● GIVEN EXERCISE
For the listing below, give the number of lines in which "Сетки" occurs. Add nothing.

═══ DATA LISTING

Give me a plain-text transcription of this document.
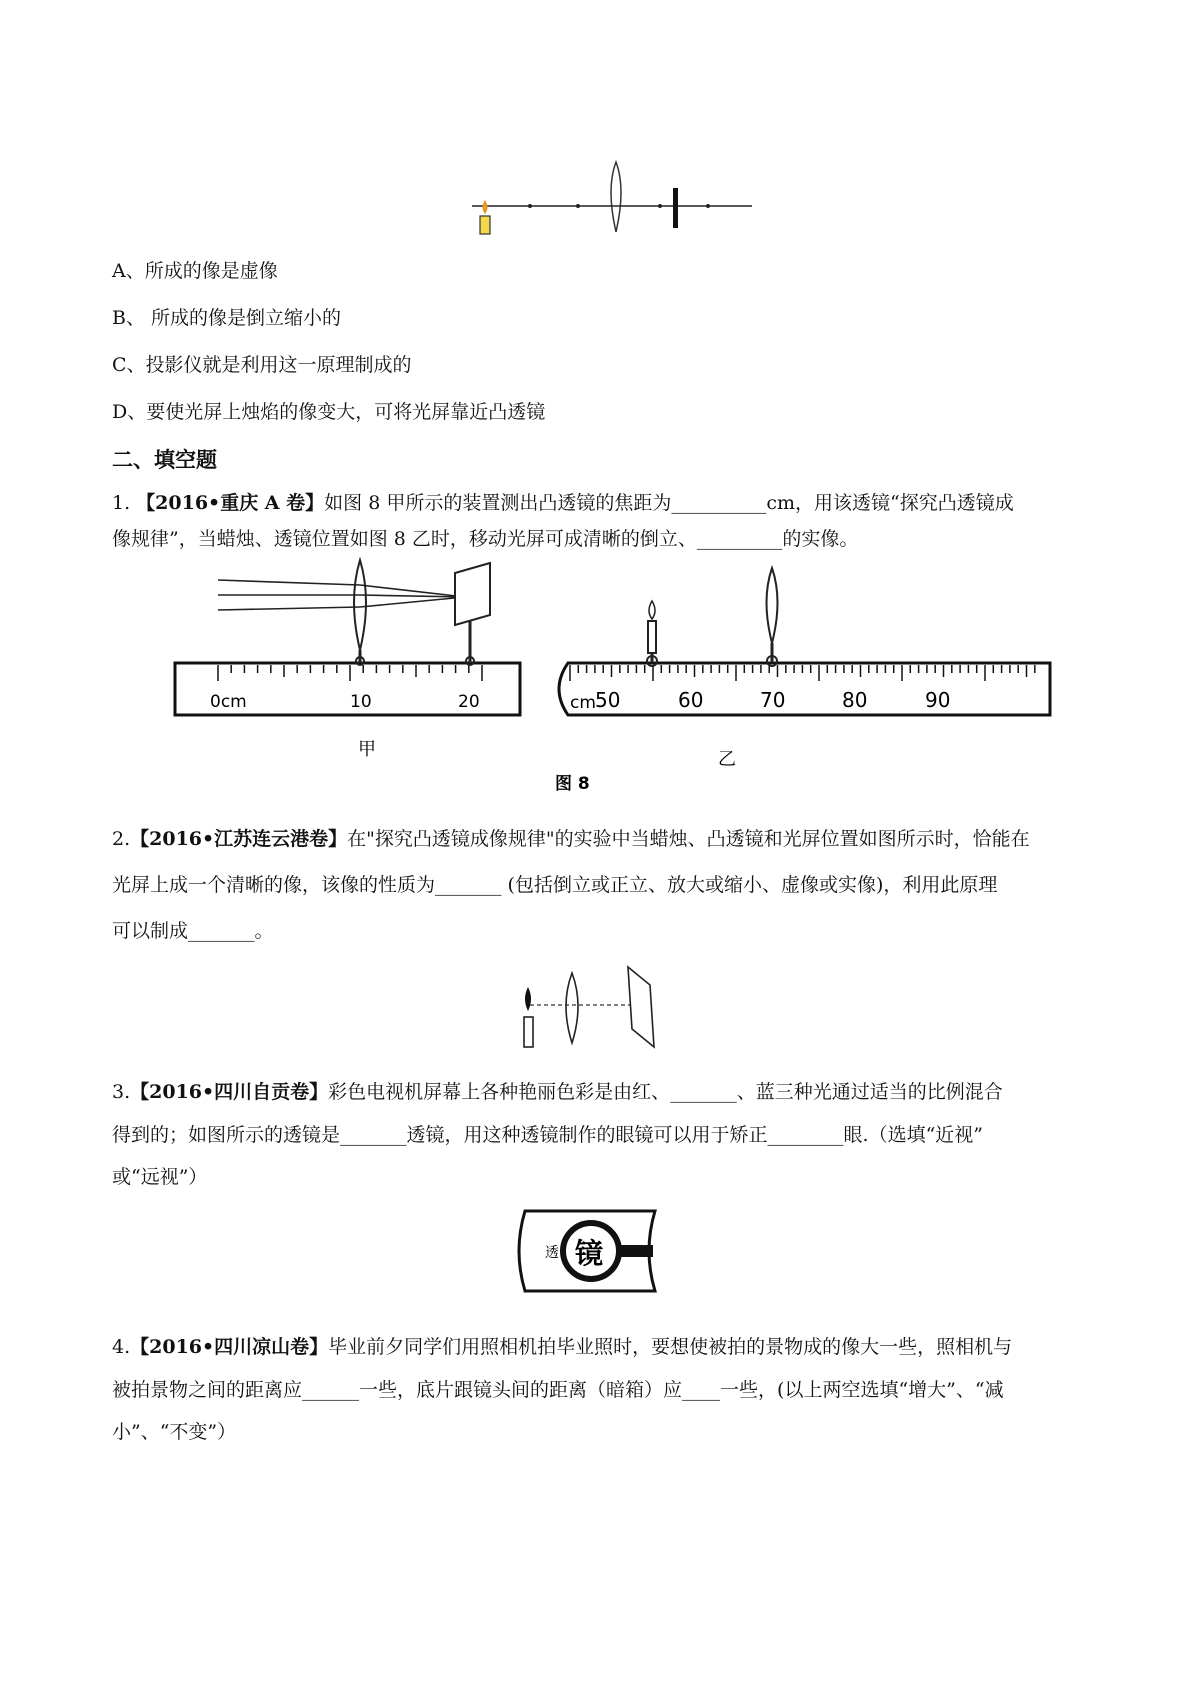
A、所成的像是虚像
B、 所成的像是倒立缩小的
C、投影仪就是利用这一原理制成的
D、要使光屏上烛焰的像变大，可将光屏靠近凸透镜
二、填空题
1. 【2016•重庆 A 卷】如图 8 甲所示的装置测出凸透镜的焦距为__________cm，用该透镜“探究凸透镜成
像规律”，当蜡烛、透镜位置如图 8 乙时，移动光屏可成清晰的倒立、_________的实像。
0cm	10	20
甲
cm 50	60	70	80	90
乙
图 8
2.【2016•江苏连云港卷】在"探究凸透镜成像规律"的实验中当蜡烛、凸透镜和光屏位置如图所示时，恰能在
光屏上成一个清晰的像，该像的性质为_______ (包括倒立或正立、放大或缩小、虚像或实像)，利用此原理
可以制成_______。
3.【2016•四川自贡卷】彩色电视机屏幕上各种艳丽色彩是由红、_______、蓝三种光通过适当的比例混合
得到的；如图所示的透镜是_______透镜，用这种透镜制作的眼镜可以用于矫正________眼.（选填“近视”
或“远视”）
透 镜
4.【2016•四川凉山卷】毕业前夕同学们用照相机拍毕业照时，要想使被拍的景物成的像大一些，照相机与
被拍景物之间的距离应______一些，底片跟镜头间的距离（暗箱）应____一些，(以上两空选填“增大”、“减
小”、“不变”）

══════
═══ DATA LISTING

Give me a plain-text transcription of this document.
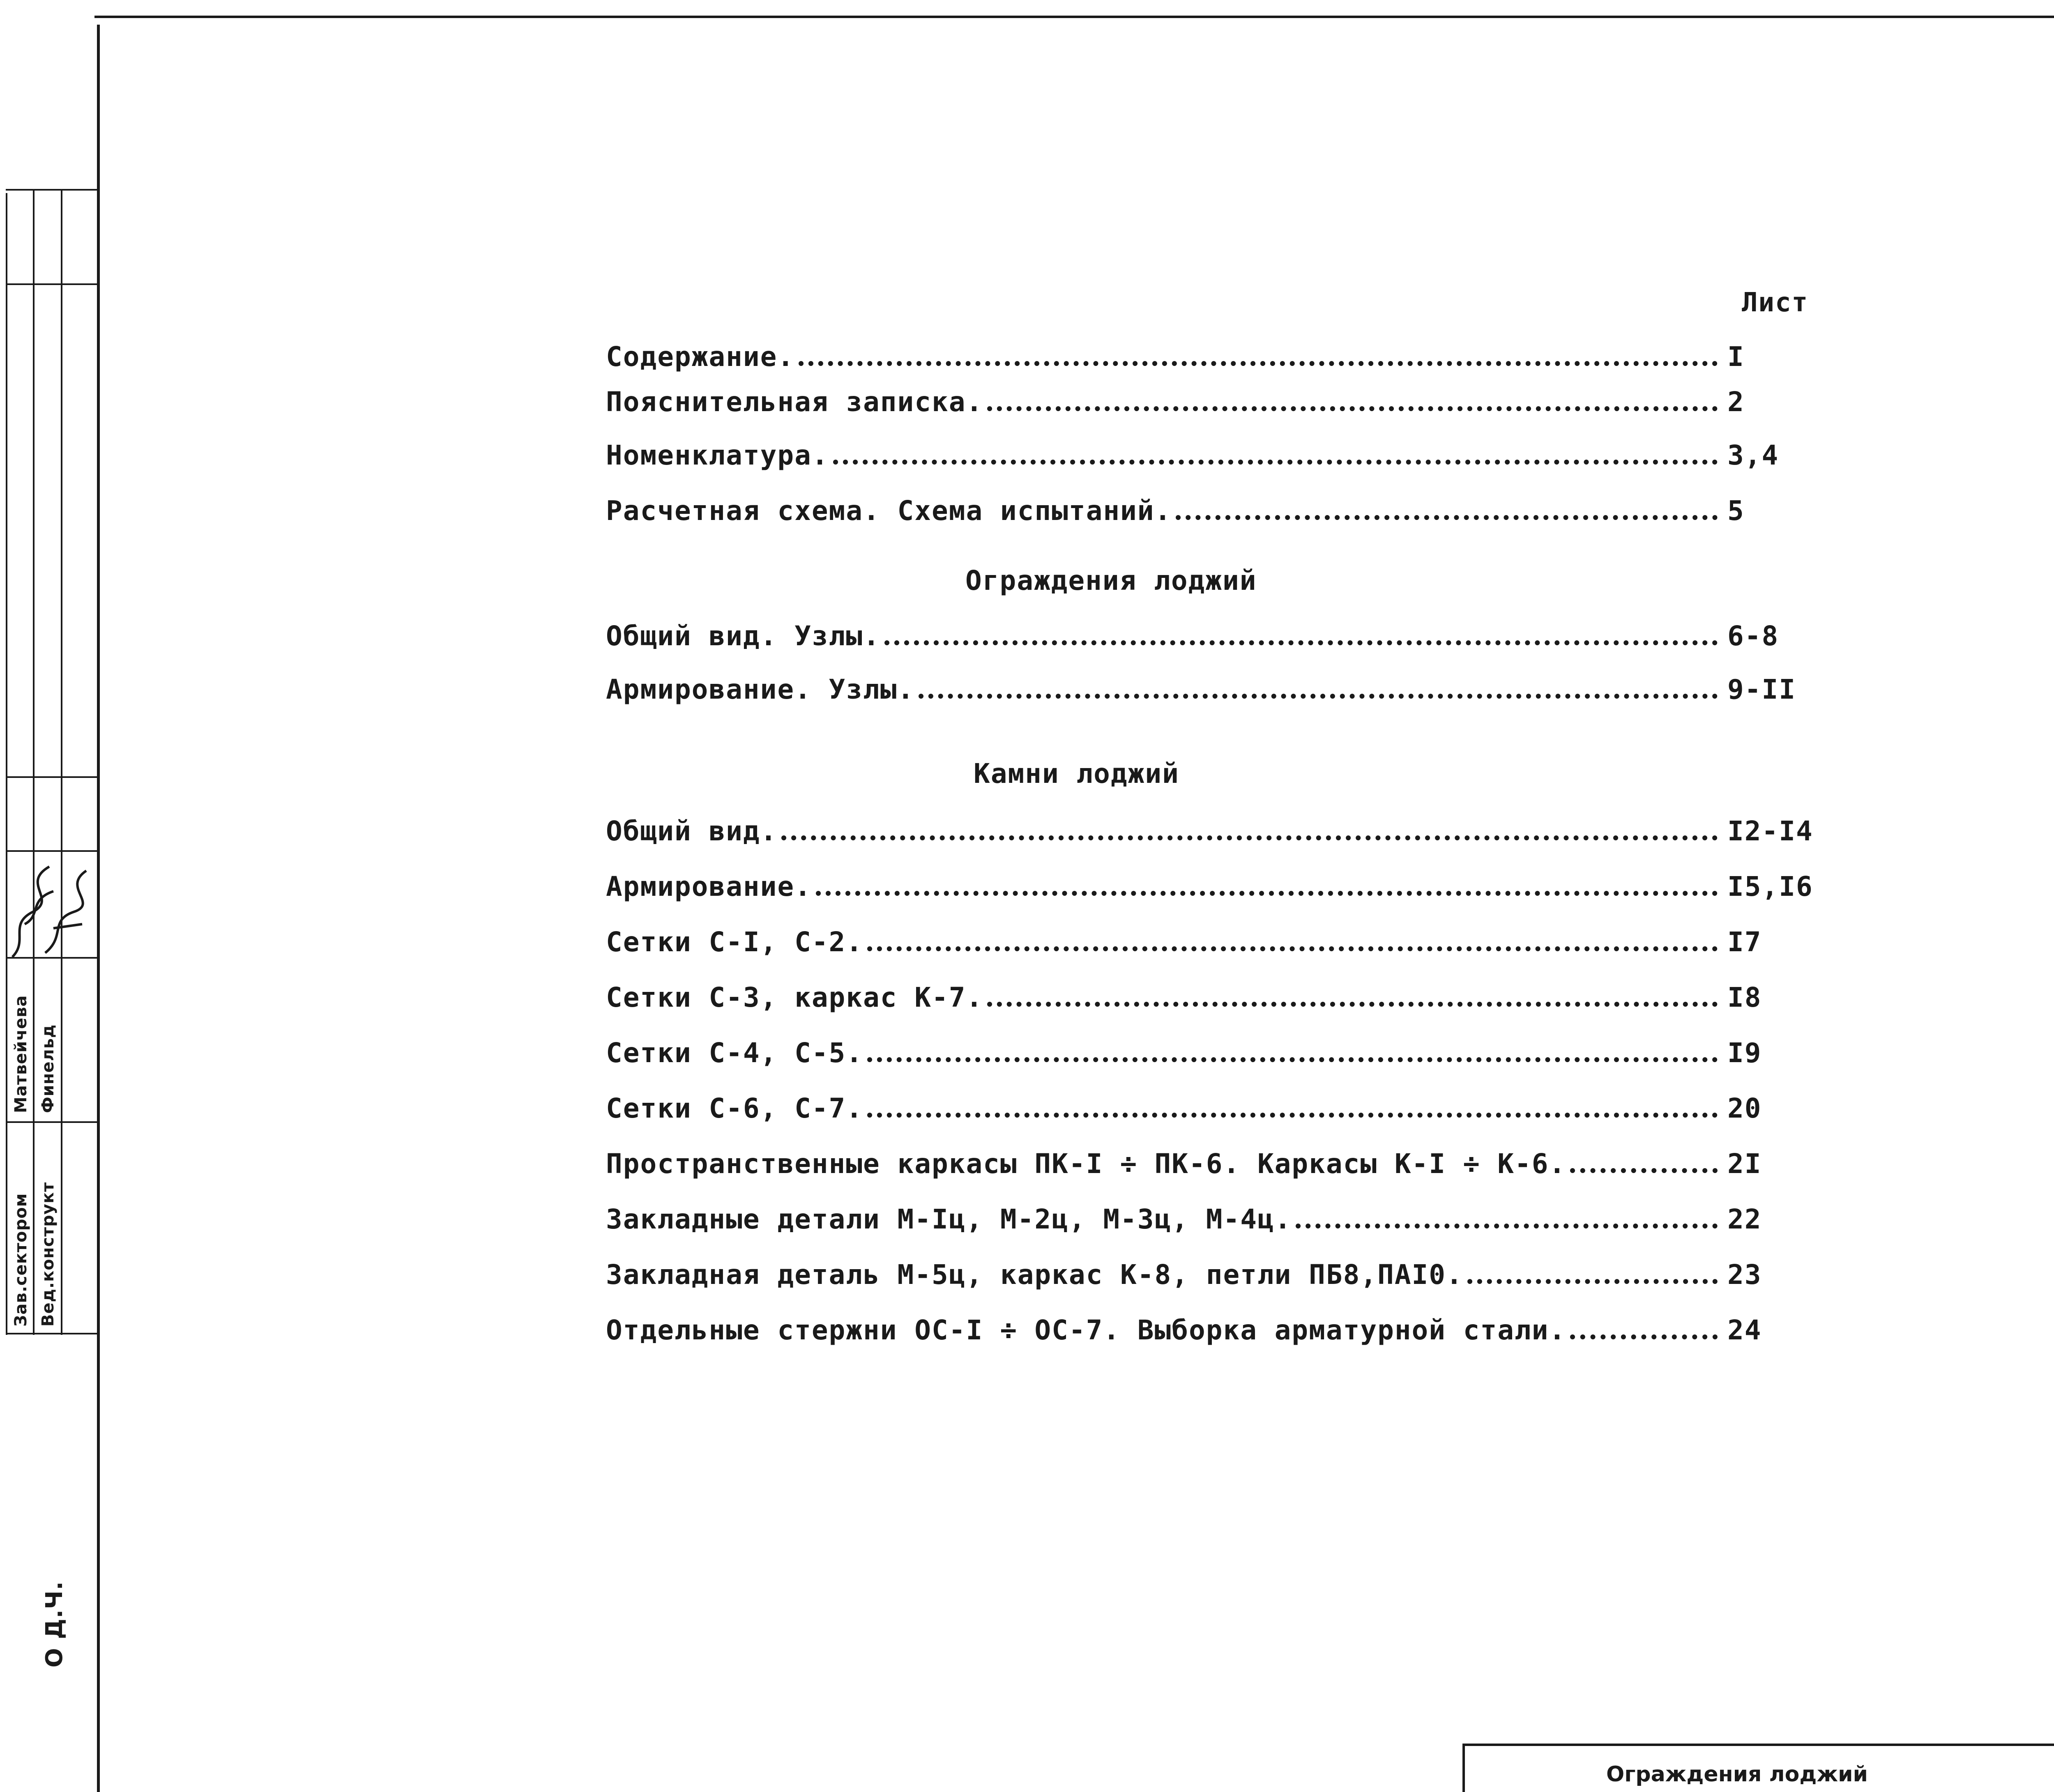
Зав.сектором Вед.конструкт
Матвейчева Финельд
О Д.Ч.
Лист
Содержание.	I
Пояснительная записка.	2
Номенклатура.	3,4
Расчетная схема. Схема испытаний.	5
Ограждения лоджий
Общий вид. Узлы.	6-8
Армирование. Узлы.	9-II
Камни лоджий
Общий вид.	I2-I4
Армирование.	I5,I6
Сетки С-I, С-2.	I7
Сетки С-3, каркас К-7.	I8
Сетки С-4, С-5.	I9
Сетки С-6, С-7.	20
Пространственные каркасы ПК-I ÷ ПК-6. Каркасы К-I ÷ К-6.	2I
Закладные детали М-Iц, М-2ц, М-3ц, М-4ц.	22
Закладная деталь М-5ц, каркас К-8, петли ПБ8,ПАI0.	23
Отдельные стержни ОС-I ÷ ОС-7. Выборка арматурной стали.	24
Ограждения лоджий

══════

● TASK RESPONSE
4